Records from a collection of figures:
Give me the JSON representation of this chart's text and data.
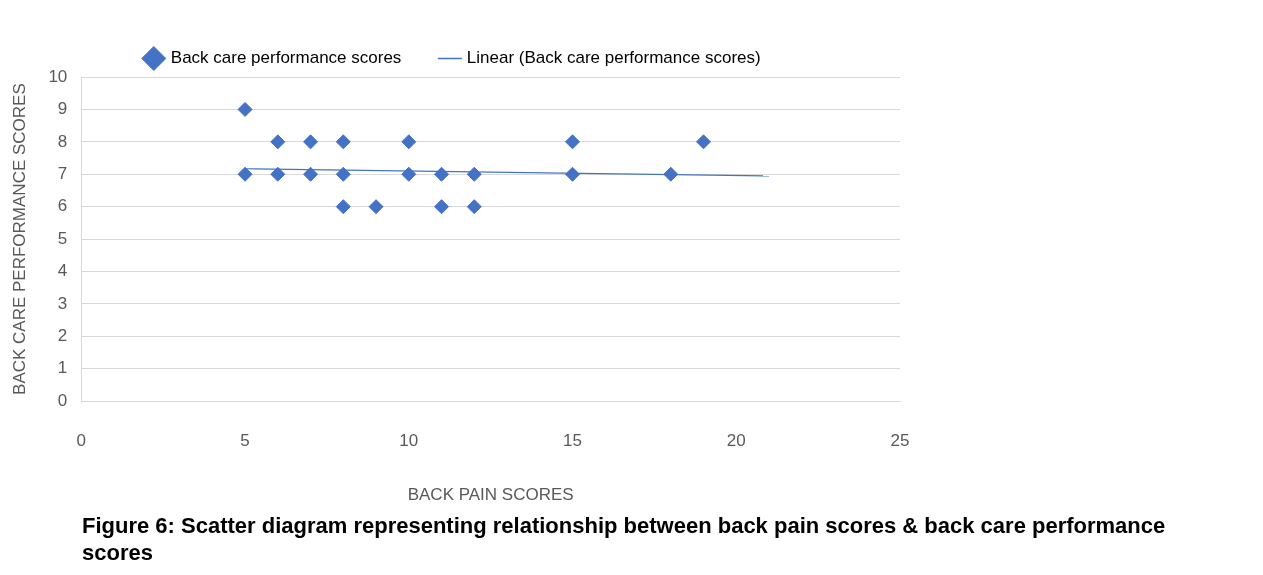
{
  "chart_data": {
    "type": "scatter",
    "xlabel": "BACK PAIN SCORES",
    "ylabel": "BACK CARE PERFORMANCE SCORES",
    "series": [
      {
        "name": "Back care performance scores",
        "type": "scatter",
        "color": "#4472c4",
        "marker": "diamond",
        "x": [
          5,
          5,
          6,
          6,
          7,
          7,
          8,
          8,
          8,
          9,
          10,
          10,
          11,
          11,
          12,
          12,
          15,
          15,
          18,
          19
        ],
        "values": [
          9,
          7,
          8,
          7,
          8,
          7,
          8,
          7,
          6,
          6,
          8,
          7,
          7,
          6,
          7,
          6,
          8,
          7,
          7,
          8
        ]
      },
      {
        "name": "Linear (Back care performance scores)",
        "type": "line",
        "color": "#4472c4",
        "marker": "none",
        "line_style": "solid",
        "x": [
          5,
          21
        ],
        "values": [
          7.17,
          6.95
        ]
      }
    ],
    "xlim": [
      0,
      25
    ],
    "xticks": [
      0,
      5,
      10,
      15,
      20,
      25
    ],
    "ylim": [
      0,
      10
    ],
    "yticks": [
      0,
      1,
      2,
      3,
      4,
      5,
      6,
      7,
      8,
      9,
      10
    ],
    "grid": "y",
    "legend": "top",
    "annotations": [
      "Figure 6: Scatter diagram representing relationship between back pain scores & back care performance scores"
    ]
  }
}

--

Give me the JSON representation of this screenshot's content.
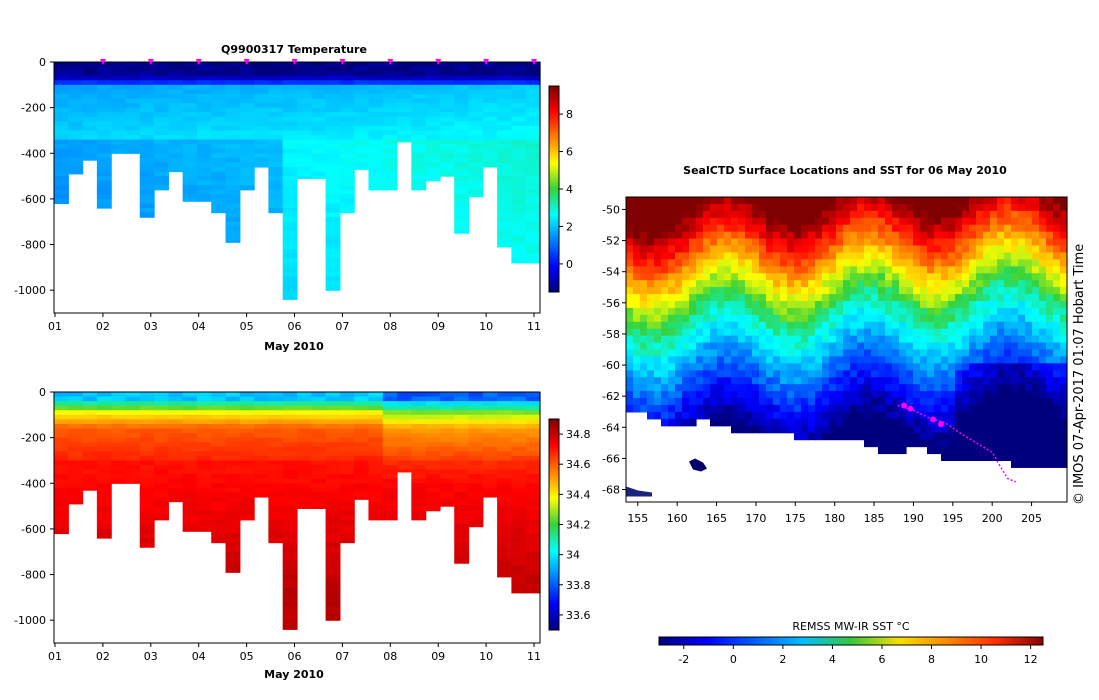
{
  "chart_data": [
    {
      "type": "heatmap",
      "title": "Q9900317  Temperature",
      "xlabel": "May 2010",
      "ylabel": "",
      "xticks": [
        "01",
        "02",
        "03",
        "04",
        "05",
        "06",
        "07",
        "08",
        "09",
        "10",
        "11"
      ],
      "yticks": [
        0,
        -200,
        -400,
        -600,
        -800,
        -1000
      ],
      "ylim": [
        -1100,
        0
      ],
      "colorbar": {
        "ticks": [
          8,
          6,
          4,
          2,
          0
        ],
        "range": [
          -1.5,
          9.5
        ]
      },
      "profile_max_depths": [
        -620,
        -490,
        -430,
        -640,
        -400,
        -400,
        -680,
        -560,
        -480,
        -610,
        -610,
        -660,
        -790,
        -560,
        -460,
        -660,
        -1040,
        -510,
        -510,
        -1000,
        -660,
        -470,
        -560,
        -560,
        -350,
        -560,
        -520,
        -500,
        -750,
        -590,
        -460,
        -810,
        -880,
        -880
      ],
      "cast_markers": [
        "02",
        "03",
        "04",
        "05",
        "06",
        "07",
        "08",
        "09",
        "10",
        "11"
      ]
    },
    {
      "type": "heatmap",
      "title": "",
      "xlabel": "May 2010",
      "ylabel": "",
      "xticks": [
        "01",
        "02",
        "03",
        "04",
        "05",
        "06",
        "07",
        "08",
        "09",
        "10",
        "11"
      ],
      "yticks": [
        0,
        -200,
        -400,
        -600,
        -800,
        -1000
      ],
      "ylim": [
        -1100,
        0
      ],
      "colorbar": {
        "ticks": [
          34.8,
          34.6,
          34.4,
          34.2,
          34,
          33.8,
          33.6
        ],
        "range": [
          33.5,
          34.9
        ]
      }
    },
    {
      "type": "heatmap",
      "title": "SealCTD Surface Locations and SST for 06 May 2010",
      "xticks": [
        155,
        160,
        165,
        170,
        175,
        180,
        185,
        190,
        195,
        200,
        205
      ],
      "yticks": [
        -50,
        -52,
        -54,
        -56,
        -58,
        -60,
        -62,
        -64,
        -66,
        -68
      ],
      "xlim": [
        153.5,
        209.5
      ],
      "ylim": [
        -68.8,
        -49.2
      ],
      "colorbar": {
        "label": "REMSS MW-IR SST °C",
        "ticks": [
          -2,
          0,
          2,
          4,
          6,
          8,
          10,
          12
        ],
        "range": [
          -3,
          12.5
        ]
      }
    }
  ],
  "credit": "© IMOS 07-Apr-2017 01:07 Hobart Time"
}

#### Instructions to follow
Search the listing for the word "this" and return each line that holds it.

#### In response
Give me the JSON representation of this chart's text and data.
Give me the JSON representation of this screenshot's content.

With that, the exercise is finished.